* _What is needed_: Reproduce each line of the listing exactly.

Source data
——————

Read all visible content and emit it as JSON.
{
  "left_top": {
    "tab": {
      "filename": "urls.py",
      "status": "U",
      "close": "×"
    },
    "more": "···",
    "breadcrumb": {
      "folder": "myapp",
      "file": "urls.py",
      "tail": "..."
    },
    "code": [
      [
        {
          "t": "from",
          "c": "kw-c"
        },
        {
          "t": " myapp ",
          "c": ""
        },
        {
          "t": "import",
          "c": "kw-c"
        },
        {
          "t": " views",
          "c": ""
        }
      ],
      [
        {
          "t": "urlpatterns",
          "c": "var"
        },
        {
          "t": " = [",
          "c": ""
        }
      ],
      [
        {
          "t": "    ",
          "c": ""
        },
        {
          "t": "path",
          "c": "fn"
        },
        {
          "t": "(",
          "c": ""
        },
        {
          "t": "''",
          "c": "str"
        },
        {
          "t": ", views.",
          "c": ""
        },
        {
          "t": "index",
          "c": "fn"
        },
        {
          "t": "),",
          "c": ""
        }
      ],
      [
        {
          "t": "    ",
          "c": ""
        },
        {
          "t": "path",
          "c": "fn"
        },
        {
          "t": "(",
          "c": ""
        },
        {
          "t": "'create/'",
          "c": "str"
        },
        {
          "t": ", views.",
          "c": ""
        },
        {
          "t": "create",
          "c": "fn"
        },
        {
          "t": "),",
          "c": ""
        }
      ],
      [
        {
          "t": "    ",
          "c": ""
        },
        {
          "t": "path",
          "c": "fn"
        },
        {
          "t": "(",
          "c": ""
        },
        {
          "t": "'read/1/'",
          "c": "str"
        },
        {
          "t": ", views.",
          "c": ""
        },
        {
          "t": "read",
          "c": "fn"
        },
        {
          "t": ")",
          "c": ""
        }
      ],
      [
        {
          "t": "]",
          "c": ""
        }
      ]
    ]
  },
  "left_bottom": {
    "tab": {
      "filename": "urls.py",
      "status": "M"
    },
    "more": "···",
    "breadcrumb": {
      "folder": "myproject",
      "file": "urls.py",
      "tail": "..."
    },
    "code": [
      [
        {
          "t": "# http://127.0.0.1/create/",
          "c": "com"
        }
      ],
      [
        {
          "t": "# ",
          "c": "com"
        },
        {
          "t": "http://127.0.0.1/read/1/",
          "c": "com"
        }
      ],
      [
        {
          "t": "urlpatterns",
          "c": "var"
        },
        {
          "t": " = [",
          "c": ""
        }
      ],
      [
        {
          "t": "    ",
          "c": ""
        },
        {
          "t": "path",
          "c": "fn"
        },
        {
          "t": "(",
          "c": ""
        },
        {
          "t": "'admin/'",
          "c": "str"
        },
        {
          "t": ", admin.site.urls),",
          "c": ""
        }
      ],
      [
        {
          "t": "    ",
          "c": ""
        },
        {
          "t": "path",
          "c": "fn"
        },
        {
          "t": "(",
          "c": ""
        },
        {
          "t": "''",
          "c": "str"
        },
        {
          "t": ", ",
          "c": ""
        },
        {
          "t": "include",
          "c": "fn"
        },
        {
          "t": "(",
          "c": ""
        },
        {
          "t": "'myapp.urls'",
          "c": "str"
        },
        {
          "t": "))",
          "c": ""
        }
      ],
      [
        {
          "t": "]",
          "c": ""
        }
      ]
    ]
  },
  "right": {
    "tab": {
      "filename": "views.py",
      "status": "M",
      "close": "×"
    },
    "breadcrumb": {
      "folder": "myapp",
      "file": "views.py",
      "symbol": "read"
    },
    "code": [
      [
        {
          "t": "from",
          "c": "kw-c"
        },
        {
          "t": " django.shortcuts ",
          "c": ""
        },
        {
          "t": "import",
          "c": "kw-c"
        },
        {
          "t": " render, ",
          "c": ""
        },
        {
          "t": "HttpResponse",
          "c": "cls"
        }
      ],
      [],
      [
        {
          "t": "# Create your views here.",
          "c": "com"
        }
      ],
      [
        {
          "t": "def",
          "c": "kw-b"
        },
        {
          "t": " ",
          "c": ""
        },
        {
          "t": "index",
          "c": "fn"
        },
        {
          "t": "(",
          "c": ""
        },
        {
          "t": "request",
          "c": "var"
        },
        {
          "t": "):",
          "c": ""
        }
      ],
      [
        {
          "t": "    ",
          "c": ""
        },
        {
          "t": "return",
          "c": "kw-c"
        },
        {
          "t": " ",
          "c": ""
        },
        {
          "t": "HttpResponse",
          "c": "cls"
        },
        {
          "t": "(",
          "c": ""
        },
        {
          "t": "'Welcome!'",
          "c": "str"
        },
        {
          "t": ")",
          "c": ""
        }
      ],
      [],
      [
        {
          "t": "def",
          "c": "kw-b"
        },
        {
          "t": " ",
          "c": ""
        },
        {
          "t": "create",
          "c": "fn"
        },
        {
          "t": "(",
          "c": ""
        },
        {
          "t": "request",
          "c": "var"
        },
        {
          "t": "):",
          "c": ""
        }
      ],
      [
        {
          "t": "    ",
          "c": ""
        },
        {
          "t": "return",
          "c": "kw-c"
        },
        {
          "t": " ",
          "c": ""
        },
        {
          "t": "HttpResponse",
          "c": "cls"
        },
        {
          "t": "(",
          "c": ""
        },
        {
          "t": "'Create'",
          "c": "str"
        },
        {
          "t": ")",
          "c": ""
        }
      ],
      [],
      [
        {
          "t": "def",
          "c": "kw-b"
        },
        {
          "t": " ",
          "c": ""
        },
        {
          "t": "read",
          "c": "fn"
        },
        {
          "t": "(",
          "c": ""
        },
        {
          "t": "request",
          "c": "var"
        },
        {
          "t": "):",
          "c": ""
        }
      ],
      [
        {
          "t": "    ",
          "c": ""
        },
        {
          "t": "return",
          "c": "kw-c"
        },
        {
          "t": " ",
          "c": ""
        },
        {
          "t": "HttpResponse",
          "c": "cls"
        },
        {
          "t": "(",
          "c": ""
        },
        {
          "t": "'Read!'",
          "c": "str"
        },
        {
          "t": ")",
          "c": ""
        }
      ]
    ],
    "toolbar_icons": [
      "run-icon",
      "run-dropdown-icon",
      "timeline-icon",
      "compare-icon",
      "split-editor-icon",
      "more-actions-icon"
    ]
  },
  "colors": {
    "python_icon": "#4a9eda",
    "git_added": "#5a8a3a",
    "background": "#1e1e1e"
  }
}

——————

* _Answer to the exercise_:
Read all visible content and emit it as JSON.
{
  "left_top": {
    "tab": {
      "filename": "urls.py",
      "status": "U",
      "close": "×"
    },
    "more": "···",
    "breadcrumb": {
      "folder": "myapp",
      "file": "urls.py",
      "tail": "..."
    },
    "code": [
      [
        {
          "t": "from",
          "c": "kw-c"
        },
        {
          "t": " myapp ",
          "c": ""
        },
        {
          "t": "import",
          "c": "kw-c"
        },
        {
          "t": " views",
          "c": ""
        }
      ],
      [
        {
          "t": "urlpatterns",
          "c": "var"
        },
        {
          "t": " = [",
          "c": ""
        }
      ],
      [
        {
          "t": "    ",
          "c": ""
        },
        {
          "t": "path",
          "c": "fn"
        },
        {
          "t": "(",
          "c": ""
        },
        {
          "t": "''",
          "c": "str"
        },
        {
          "t": ", views.",
          "c": ""
        },
        {
          "t": "index",
          "c": "fn"
        },
        {
          "t": "),",
          "c": ""
        }
      ],
      [
        {
          "t": "    ",
          "c": ""
        },
        {
          "t": "path",
          "c": "fn"
        },
        {
          "t": "(",
          "c": ""
        },
        {
          "t": "'create/'",
          "c": "str"
        },
        {
          "t": ", views.",
          "c": ""
        },
        {
          "t": "create",
          "c": "fn"
        },
        {
          "t": "),",
          "c": ""
        }
      ],
      [
        {
          "t": "    ",
          "c": ""
        },
        {
          "t": "path",
          "c": "fn"
        },
        {
          "t": "(",
          "c": ""
        },
        {
          "t": "'read/1/'",
          "c": "str"
        },
        {
          "t": ", views.",
          "c": ""
        },
        {
          "t": "read",
          "c": "fn"
        },
        {
          "t": ")",
          "c": ""
        }
      ],
      [
        {
          "t": "]",
          "c": ""
        }
      ]
    ]
  },
  "left_bottom": {
    "tab": {
      "filename": "urls.py",
      "status": "M"
    },
    "more": "···",
    "breadcrumb": {
      "folder": "myproject",
      "file": "urls.py",
      "tail": "..."
    },
    "code": [
      [
        {
          "t": "# http://127.0.0.1/create/",
          "c": "com"
        }
      ],
      [
        {
          "t": "# ",
          "c": "com"
        },
        {
          "t": "http://127.0.0.1/read/1/",
          "c": "com"
        }
      ],
      [
        {
          "t": "urlpatterns",
          "c": "var"
        },
        {
          "t": " = [",
          "c": ""
        }
      ],
      [
        {
          "t": "    ",
          "c": ""
        },
        {
          "t": "path",
          "c": "fn"
        },
        {
          "t": "(",
          "c": ""
        },
        {
          "t": "'admin/'",
          "c": "str"
        },
        {
          "t": ", admin.site.urls),",
          "c": ""
        }
      ],
      [
        {
          "t": "    ",
          "c": ""
        },
        {
          "t": "path",
          "c": "fn"
        },
        {
          "t": "(",
          "c": ""
        },
        {
          "t": "''",
          "c": "str"
        },
        {
          "t": ", ",
          "c": ""
        },
        {
          "t": "include",
          "c": "fn"
        },
        {
          "t": "(",
          "c": ""
        },
        {
          "t": "'myapp.urls'",
          "c": "str"
        },
        {
          "t": "))",
          "c": ""
        }
      ],
      [
        {
          "t": "]",
          "c": ""
        }
      ]
    ]
  },
  "right": {
    "tab": {
      "filename": "views.py",
      "status": "M",
      "close": "×"
    },
    "breadcrumb": {
      "folder": "myapp",
      "file": "views.py",
      "symbol": "read"
    },
    "code": [
      [
        {
          "t": "from",
          "c": "kw-c"
        },
        {
          "t": " django.shortcuts ",
          "c": ""
        },
        {
          "t": "import",
          "c": "kw-c"
        },
        {
          "t": " render, ",
          "c": ""
        },
        {
          "t": "HttpResponse",
          "c": "cls"
        }
      ],
      [],
      [
        {
          "t": "# Create your views here.",
          "c": "com"
        }
      ],
      [
        {
          "t": "def",
          "c": "kw-b"
        },
        {
          "t": " ",
          "c": ""
        },
        {
          "t": "index",
          "c": "fn"
        },
        {
          "t": "(",
          "c": ""
        },
        {
          "t": "request",
          "c": "var"
        },
        {
          "t": "):",
          "c": ""
        }
      ],
      [
        {
          "t": "    ",
          "c": ""
        },
        {
          "t": "return",
          "c": "kw-c"
        },
        {
          "t": " ",
          "c": ""
        },
        {
          "t": "HttpResponse",
          "c": "cls"
        },
        {
          "t": "(",
          "c": ""
        },
        {
          "t": "'Welcome!'",
          "c": "str"
        },
        {
          "t": ")",
          "c": ""
        }
      ],
      [],
      [
        {
          "t": "def",
          "c": "kw-b"
        },
        {
          "t": " ",
          "c": ""
        },
        {
          "t": "create",
          "c": "fn"
        },
        {
          "t": "(",
          "c": ""
        },
        {
          "t": "request",
          "c": "var"
        },
        {
          "t": "):",
          "c": ""
        }
      ],
      [
        {
          "t": "    ",
          "c": ""
        },
        {
          "t": "return",
          "c": "kw-c"
        },
        {
          "t": " ",
          "c": ""
        },
        {
          "t": "HttpResponse",
          "c": "cls"
        },
        {
          "t": "(",
          "c": ""
        },
        {
          "t": "'Create'",
          "c": "str"
        },
        {
          "t": ")",
          "c": ""
        }
      ],
      [],
      [
        {
          "t": "def",
          "c": "kw-b"
        },
        {
          "t": " ",
          "c": ""
        },
        {
          "t": "read",
          "c": "fn"
        },
        {
          "t": "(",
          "c": ""
        },
        {
          "t": "request",
          "c": "var"
        },
        {
          "t": "):",
          "c": ""
        }
      ],
      [
        {
          "t": "    ",
          "c": ""
        },
        {
          "t": "return",
          "c": "kw-c"
        },
        {
          "t": " ",
          "c": ""
        },
        {
          "t": "HttpResponse",
          "c": "cls"
        },
        {
          "t": "(",
          "c": ""
        },
        {
          "t": "'Read!'",
          "c": "str"
        },
        {
          "t": ")",
          "c": ""
        }
      ]
    ],
    "toolbar_icons": [
      "run-icon",
      "run-dropdown-icon",
      "timeline-icon",
      "compare-icon",
      "split-editor-icon",
      "more-actions-icon"
    ]
  },
  "colors": {
    "python_icon": "#4a9eda",
    "git_added": "#5a8a3a",
    "background": "#1e1e1e"
  }
}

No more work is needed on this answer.